### Records provided
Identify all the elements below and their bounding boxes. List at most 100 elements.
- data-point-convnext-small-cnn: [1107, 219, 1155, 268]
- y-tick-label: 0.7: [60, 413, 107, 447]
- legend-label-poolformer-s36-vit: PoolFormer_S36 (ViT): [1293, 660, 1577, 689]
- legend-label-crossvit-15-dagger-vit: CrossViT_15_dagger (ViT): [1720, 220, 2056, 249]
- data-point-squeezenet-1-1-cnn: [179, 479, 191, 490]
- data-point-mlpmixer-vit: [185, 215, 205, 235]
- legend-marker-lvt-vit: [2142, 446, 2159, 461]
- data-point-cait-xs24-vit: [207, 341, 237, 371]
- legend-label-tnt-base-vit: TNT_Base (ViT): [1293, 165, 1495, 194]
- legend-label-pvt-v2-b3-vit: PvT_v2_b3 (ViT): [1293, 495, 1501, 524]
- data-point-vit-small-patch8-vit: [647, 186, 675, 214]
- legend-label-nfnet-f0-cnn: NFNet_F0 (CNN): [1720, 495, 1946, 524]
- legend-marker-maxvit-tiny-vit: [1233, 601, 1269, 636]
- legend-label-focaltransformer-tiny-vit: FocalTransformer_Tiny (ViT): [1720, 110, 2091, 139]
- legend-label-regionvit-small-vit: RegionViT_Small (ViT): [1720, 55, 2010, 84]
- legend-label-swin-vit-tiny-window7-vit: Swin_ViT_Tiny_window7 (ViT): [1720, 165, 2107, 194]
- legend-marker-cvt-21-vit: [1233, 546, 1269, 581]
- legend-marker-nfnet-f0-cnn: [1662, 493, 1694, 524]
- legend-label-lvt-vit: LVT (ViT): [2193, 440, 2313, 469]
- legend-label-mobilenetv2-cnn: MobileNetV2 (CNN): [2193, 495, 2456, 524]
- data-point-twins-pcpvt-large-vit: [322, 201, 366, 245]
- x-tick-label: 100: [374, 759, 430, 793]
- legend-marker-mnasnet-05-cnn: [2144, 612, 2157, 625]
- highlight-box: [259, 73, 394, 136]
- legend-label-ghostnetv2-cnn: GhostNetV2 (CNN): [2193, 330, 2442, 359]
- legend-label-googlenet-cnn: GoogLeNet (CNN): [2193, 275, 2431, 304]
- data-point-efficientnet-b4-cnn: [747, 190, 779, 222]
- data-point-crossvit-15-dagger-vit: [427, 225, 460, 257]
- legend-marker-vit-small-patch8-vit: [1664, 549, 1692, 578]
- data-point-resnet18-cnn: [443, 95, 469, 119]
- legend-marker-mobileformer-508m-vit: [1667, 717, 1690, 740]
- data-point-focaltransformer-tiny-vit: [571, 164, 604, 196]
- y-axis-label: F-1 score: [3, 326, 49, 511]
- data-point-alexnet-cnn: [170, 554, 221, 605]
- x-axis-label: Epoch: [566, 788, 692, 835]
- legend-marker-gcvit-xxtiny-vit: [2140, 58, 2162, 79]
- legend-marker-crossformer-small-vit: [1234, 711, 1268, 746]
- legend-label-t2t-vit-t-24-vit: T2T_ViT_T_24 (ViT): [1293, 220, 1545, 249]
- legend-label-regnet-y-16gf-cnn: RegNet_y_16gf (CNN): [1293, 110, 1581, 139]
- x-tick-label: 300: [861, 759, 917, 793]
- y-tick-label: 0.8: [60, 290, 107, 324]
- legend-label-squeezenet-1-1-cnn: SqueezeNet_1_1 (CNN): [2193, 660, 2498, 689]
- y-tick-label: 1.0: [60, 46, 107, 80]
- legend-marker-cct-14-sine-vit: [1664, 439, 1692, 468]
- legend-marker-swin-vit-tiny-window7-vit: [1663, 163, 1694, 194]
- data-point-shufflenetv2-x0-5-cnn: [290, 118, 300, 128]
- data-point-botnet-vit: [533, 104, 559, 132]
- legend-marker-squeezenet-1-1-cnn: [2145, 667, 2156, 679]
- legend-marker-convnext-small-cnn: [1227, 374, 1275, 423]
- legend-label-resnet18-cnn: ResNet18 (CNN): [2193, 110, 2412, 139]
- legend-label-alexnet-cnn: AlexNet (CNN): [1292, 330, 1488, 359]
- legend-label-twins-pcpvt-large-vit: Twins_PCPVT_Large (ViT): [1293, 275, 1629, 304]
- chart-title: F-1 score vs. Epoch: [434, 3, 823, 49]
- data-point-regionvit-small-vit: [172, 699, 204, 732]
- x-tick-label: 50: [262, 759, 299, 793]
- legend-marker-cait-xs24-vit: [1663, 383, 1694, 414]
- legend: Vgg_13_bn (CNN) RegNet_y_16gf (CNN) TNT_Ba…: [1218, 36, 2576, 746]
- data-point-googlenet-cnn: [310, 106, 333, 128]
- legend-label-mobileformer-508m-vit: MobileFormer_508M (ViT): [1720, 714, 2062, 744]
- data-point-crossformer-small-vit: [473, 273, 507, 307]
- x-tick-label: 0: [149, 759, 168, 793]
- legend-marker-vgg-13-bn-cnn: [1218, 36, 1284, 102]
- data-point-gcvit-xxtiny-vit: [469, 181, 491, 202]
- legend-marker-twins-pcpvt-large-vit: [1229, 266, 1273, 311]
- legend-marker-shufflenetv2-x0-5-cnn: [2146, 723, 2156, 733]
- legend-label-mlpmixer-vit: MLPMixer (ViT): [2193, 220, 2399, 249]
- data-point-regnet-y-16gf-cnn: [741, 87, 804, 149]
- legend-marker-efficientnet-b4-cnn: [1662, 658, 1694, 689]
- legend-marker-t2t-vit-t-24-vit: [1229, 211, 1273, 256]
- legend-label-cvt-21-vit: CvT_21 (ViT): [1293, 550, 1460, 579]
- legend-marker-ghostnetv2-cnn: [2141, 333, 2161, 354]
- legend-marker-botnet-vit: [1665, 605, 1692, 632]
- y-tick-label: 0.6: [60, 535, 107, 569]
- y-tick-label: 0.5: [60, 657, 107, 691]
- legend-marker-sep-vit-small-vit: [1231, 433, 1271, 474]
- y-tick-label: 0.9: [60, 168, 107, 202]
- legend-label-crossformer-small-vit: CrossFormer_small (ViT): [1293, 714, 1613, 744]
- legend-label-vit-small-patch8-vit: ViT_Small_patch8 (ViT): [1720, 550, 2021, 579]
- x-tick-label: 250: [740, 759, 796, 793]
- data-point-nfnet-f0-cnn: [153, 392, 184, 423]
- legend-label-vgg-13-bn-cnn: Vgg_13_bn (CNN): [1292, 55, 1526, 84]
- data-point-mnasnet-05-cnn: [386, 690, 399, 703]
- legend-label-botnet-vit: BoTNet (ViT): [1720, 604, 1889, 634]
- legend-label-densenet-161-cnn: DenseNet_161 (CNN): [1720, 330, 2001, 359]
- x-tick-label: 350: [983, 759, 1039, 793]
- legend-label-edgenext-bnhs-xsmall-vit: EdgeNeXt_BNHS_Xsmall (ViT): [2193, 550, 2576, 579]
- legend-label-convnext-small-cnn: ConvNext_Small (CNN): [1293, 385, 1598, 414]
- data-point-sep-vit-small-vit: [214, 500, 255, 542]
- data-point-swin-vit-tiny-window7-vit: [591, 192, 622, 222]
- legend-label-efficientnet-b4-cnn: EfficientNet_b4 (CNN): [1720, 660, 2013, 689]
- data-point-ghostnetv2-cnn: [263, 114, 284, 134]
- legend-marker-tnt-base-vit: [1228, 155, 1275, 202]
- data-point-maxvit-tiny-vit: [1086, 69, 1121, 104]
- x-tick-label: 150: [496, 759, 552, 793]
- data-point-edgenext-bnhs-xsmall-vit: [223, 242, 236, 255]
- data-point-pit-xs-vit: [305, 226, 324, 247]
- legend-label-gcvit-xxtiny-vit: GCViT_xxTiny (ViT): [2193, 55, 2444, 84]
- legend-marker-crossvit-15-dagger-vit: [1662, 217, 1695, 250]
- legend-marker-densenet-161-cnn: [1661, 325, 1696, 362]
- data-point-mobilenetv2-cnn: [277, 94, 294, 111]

### Problem requirements
List every line of the listing above that contains the string "large", counting a match only when uppercase and lowercase agree.

### Correct output
- data-point-twins-pcpvt-large-vit: [322, 201, 366, 245]
- legend-label-twins-pcpvt-large-vit: Twins_PCPVT_Large (ViT): [1293, 275, 1629, 304]
- legend-marker-twins-pcpvt-large-vit: [1229, 266, 1273, 311]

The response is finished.